= WORK TO BE COMPLETED =
Tally the lines holding the string "udgangspunktet" and reply with that number alone.

= THE DATA =

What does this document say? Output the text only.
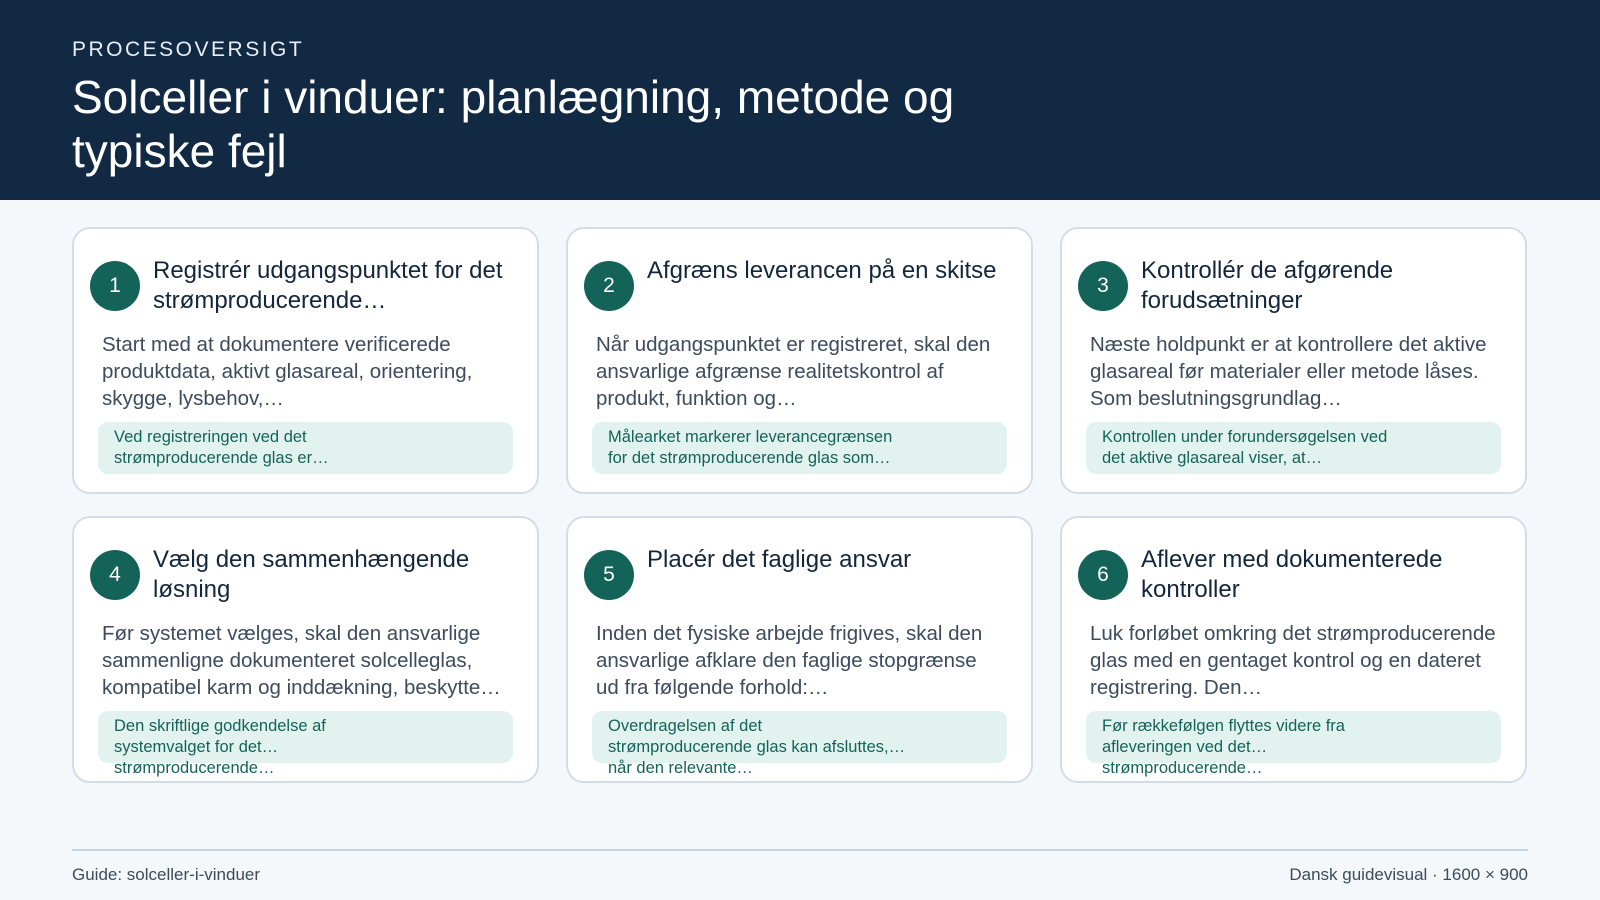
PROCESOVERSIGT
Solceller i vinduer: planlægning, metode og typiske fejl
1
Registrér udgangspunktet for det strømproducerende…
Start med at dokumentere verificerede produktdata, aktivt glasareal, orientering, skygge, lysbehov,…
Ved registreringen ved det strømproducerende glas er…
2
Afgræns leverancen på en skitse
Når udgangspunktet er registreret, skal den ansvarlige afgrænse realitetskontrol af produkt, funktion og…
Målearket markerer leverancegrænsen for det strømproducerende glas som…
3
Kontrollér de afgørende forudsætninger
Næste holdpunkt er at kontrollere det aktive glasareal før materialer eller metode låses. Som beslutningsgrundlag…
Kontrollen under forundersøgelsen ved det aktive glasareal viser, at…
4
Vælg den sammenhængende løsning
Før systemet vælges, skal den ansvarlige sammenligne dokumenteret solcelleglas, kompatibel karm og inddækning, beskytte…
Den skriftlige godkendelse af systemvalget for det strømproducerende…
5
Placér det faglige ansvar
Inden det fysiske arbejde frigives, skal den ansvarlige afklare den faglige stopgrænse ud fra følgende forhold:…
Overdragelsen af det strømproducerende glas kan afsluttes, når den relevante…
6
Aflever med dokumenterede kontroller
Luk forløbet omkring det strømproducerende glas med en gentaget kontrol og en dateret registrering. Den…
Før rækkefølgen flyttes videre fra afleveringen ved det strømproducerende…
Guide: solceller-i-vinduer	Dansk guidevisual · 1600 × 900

= WORKED ANSWER =
2